[Records about charts and figures]
----------------------------------------
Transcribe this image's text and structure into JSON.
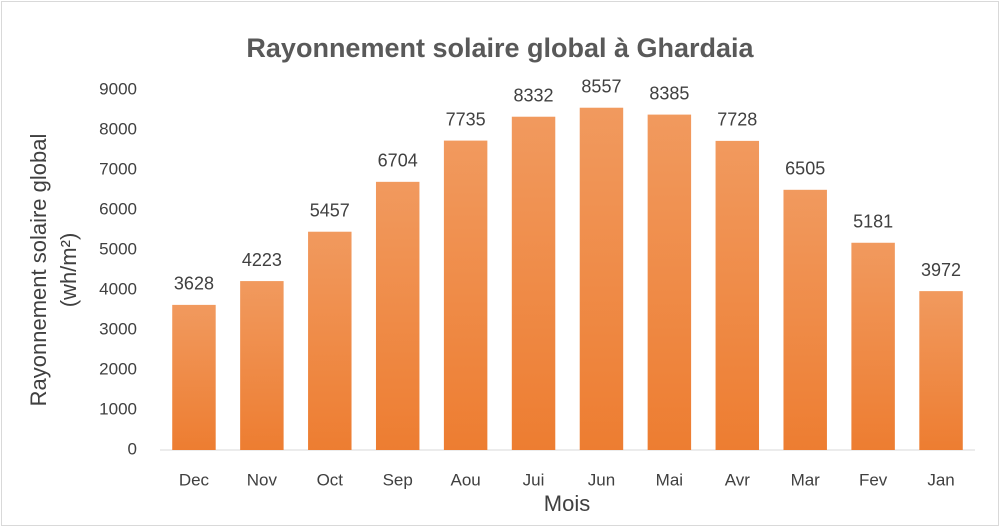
{
  "chart_data": {
    "type": "bar",
    "title": "Rayonnement solaire global à Ghardaia",
    "xlabel": "Mois",
    "ylabel": [
      "Rayonnement solaire global",
      "(wh/m²)"
    ],
    "categories": [
      "Dec",
      "Nov",
      "Oct",
      "Sep",
      "Aou",
      "Jui",
      "Jun",
      "Mai",
      "Avr",
      "Mar",
      "Fev",
      "Jan"
    ],
    "values": [
      3628,
      4223,
      5457,
      6704,
      7735,
      8332,
      8557,
      8385,
      7728,
      6505,
      5181,
      3972
    ],
    "color": "#ed7d31",
    "ylim": [
      0,
      9000
    ],
    "yticks": [
      0,
      1000,
      2000,
      3000,
      4000,
      5000,
      6000,
      7000,
      8000,
      9000
    ],
    "grid": false
  }
}
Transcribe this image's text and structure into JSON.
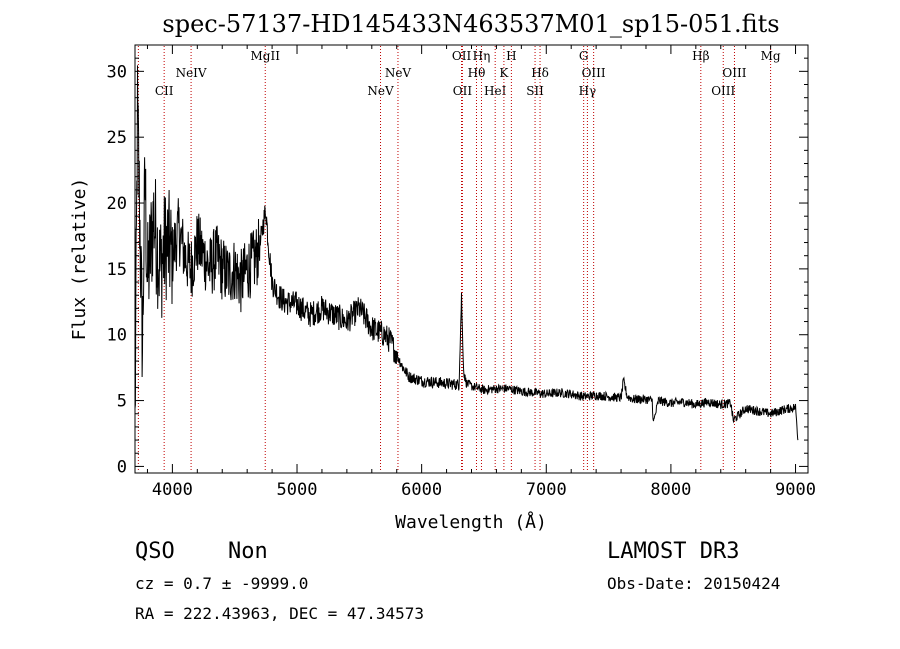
{
  "header": {
    "title": "spec-57137-HD145433N463537M01_sp15-051.fits"
  },
  "chart_data": {
    "type": "line",
    "title": "spec-57137-HD145433N463537M01_sp15-051.fits",
    "xlabel": "Wavelength (Å)",
    "ylabel": "Flux (relative)",
    "xlim": [
      3700,
      9100
    ],
    "ylim": [
      -0.5,
      32
    ],
    "xticks": [
      4000,
      5000,
      6000,
      7000,
      8000,
      9000
    ],
    "yticks": [
      0,
      5,
      10,
      15,
      20,
      25,
      30
    ],
    "grid": false,
    "series": [
      {
        "name": "spectrum",
        "x": [
          3700,
          3720,
          3740,
          3760,
          3780,
          3800,
          3850,
          3900,
          3950,
          4000,
          4050,
          4100,
          4150,
          4200,
          4250,
          4300,
          4350,
          4400,
          4450,
          4500,
          4550,
          4600,
          4650,
          4700,
          4730,
          4750,
          4770,
          4800,
          4850,
          4900,
          5000,
          5100,
          5200,
          5300,
          5400,
          5500,
          5600,
          5700,
          5750,
          5800,
          5850,
          5900,
          6000,
          6100,
          6200,
          6300,
          6320,
          6330,
          6340,
          6360,
          6400,
          6500,
          6600,
          6700,
          6800,
          6900,
          7000,
          7100,
          7200,
          7300,
          7400,
          7500,
          7600,
          7620,
          7650,
          7700,
          7800,
          7850,
          7860,
          7900,
          8000,
          8100,
          8200,
          8300,
          8400,
          8480,
          8500,
          8600,
          8700,
          8800,
          8900,
          9000,
          9020
        ],
        "y": [
          3,
          27,
          18,
          9,
          22,
          14,
          19,
          15,
          17,
          16,
          18,
          16,
          15,
          17,
          16,
          15,
          16,
          15,
          14.5,
          15,
          14,
          15,
          15.5,
          16.5,
          18.5,
          19.5,
          17,
          14,
          13,
          12.5,
          12.3,
          11.5,
          12,
          11.5,
          11,
          12,
          10.5,
          10,
          9.5,
          8.5,
          7.5,
          6.8,
          6.5,
          6.4,
          6.3,
          6.2,
          13,
          9,
          7,
          6.3,
          6.1,
          5.8,
          5.9,
          5.9,
          5.7,
          5.6,
          5.5,
          5.6,
          5.5,
          5.3,
          5.4,
          5.3,
          5.2,
          6.5,
          5.3,
          5.1,
          5.1,
          5.0,
          3.3,
          5.0,
          4.8,
          4.9,
          4.7,
          4.9,
          4.7,
          4.8,
          3.5,
          4.4,
          4.2,
          4.0,
          4.3,
          4.5,
          2
        ]
      }
    ],
    "lines": [
      {
        "x": 3727,
        "label": "",
        "row": 2
      },
      {
        "x": 3934,
        "label": "CII",
        "row": 2
      },
      {
        "x": 4150,
        "label": "NeIV",
        "row": 1
      },
      {
        "x": 4745,
        "label": "MgII",
        "row": 0
      },
      {
        "x": 5670,
        "label": "NeV",
        "row": 2
      },
      {
        "x": 5810,
        "label": "NeV",
        "row": 1
      },
      {
        "x": 6320,
        "label": "OII",
        "row": 0
      },
      {
        "x": 6327,
        "label": "OII",
        "row": 2
      },
      {
        "x": 6440,
        "label": "Hθ",
        "row": 1
      },
      {
        "x": 6480,
        "label": "Hη",
        "row": 0
      },
      {
        "x": 6590,
        "label": "HeI",
        "row": 2
      },
      {
        "x": 6660,
        "label": "K",
        "row": 1
      },
      {
        "x": 6720,
        "label": "H",
        "row": 0
      },
      {
        "x": 6910,
        "label": "SII",
        "row": 2
      },
      {
        "x": 6950,
        "label": "Hδ",
        "row": 1
      },
      {
        "x": 7300,
        "label": "G",
        "row": 0
      },
      {
        "x": 7330,
        "label": "Hγ",
        "row": 2
      },
      {
        "x": 7380,
        "label": "OIII",
        "row": 1
      },
      {
        "x": 8240,
        "label": "Hβ",
        "row": 0
      },
      {
        "x": 8420,
        "label": "OIII",
        "row": 2
      },
      {
        "x": 8510,
        "label": "OIII",
        "row": 1
      },
      {
        "x": 8800,
        "label": "Mg",
        "row": 0
      }
    ],
    "colors": {
      "spectrum": "#000000",
      "line_markers": "#c00000"
    }
  },
  "info": {
    "class": "QSO",
    "subclass": "Non",
    "survey": "LAMOST DR3",
    "cz": "cz = 0.7 ± -9999.0",
    "obs_date": "Obs-Date: 20150424",
    "coords": "RA = 222.43963, DEC =  47.34573"
  }
}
----------------------------------------
=== Written problem ===
Transcribe each line above verbatim, with the pictures left out.

=== Response to the task ===
Transcribe this image's text and structure into JSON.
{
  "chart_data": {
    "type": "bar",
    "title": "Rayonnement solaire global à Ghardaia",
    "xlabel": "Mois",
    "ylabel": [
      "Rayonnement solaire global",
      "(wh/m²)"
    ],
    "categories": [
      "Dec",
      "Nov",
      "Oct",
      "Sep",
      "Aou",
      "Jui",
      "Jun",
      "Mai",
      "Avr",
      "Mar",
      "Fev",
      "Jan"
    ],
    "values": [
      3628,
      4223,
      5457,
      6704,
      7735,
      8332,
      8557,
      8385,
      7728,
      6505,
      5181,
      3972
    ],
    "color": "#ed7d31",
    "ylim": [
      0,
      9000
    ],
    "yticks": [
      0,
      1000,
      2000,
      3000,
      4000,
      5000,
      6000,
      7000,
      8000,
      9000
    ],
    "grid": false
  }
}
Transcribe this image's text and structure into JSON.
{
  "header": {
    "title": "spec-57137-HD145433N463537M01_sp15-051.fits"
  },
  "chart_data": {
    "type": "line",
    "title": "spec-57137-HD145433N463537M01_sp15-051.fits",
    "xlabel": "Wavelength (Å)",
    "ylabel": "Flux (relative)",
    "xlim": [
      3700,
      9100
    ],
    "ylim": [
      -0.5,
      32
    ],
    "xticks": [
      4000,
      5000,
      6000,
      7000,
      8000,
      9000
    ],
    "yticks": [
      0,
      5,
      10,
      15,
      20,
      25,
      30
    ],
    "grid": false,
    "series": [
      {
        "name": "spectrum",
        "x": [
          3700,
          3720,
          3740,
          3760,
          3780,
          3800,
          3850,
          3900,
          3950,
          4000,
          4050,
          4100,
          4150,
          4200,
          4250,
          4300,
          4350,
          4400,
          4450,
          4500,
          4550,
          4600,
          4650,
          4700,
          4730,
          4750,
          4770,
          4800,
          4850,
          4900,
          5000,
          5100,
          5200,
          5300,
          5400,
          5500,
          5600,
          5700,
          5750,
          5800,
          5850,
          5900,
          6000,
          6100,
          6200,
          6300,
          6320,
          6330,
          6340,
          6360,
          6400,
          6500,
          6600,
          6700,
          6800,
          6900,
          7000,
          7100,
          7200,
          7300,
          7400,
          7500,
          7600,
          7620,
          7650,
          7700,
          7800,
          7850,
          7860,
          7900,
          8000,
          8100,
          8200,
          8300,
          8400,
          8480,
          8500,
          8600,
          8700,
          8800,
          8900,
          9000,
          9020
        ],
        "y": [
          3,
          27,
          18,
          9,
          22,
          14,
          19,
          15,
          17,
          16,
          18,
          16,
          15,
          17,
          16,
          15,
          16,
          15,
          14.5,
          15,
          14,
          15,
          15.5,
          16.5,
          18.5,
          19.5,
          17,
          14,
          13,
          12.5,
          12.3,
          11.5,
          12,
          11.5,
          11,
          12,
          10.5,
          10,
          9.5,
          8.5,
          7.5,
          6.8,
          6.5,
          6.4,
          6.3,
          6.2,
          13,
          9,
          7,
          6.3,
          6.1,
          5.8,
          5.9,
          5.9,
          5.7,
          5.6,
          5.5,
          5.6,
          5.5,
          5.3,
          5.4,
          5.3,
          5.2,
          6.5,
          5.3,
          5.1,
          5.1,
          5.0,
          3.3,
          5.0,
          4.8,
          4.9,
          4.7,
          4.9,
          4.7,
          4.8,
          3.5,
          4.4,
          4.2,
          4.0,
          4.3,
          4.5,
          2
        ]
      }
    ],
    "lines": [
      {
        "x": 3727,
        "label": "",
        "row": 2
      },
      {
        "x": 3934,
        "label": "CII",
        "row": 2
      },
      {
        "x": 4150,
        "label": "NeIV",
        "row": 1
      },
      {
        "x": 4745,
        "label": "MgII",
        "row": 0
      },
      {
        "x": 5670,
        "label": "NeV",
        "row": 2
      },
      {
        "x": 5810,
        "label": "NeV",
        "row": 1
      },
      {
        "x": 6320,
        "label": "OII",
        "row": 0
      },
      {
        "x": 6327,
        "label": "OII",
        "row": 2
      },
      {
        "x": 6440,
        "label": "Hθ",
        "row": 1
      },
      {
        "x": 6480,
        "label": "Hη",
        "row": 0
      },
      {
        "x": 6590,
        "label": "HeI",
        "row": 2
      },
      {
        "x": 6660,
        "label": "K",
        "row": 1
      },
      {
        "x": 6720,
        "label": "H",
        "row": 0
      },
      {
        "x": 6910,
        "label": "SII",
        "row": 2
      },
      {
        "x": 6950,
        "label": "Hδ",
        "row": 1
      },
      {
        "x": 7300,
        "label": "G",
        "row": 0
      },
      {
        "x": 7330,
        "label": "Hγ",
        "row": 2
      },
      {
        "x": 7380,
        "label": "OIII",
        "row": 1
      },
      {
        "x": 8240,
        "label": "Hβ",
        "row": 0
      },
      {
        "x": 8420,
        "label": "OIII",
        "row": 2
      },
      {
        "x": 8510,
        "label": "OIII",
        "row": 1
      },
      {
        "x": 8800,
        "label": "Mg",
        "row": 0
      }
    ],
    "colors": {
      "spectrum": "#000000",
      "line_markers": "#c00000"
    }
  },
  "info": {
    "class": "QSO",
    "subclass": "Non",
    "survey": "LAMOST DR3",
    "cz": "cz = 0.7 ± -9999.0",
    "obs_date": "Obs-Date: 20150424",
    "coords": "RA = 222.43963, DEC =  47.34573"
  }
}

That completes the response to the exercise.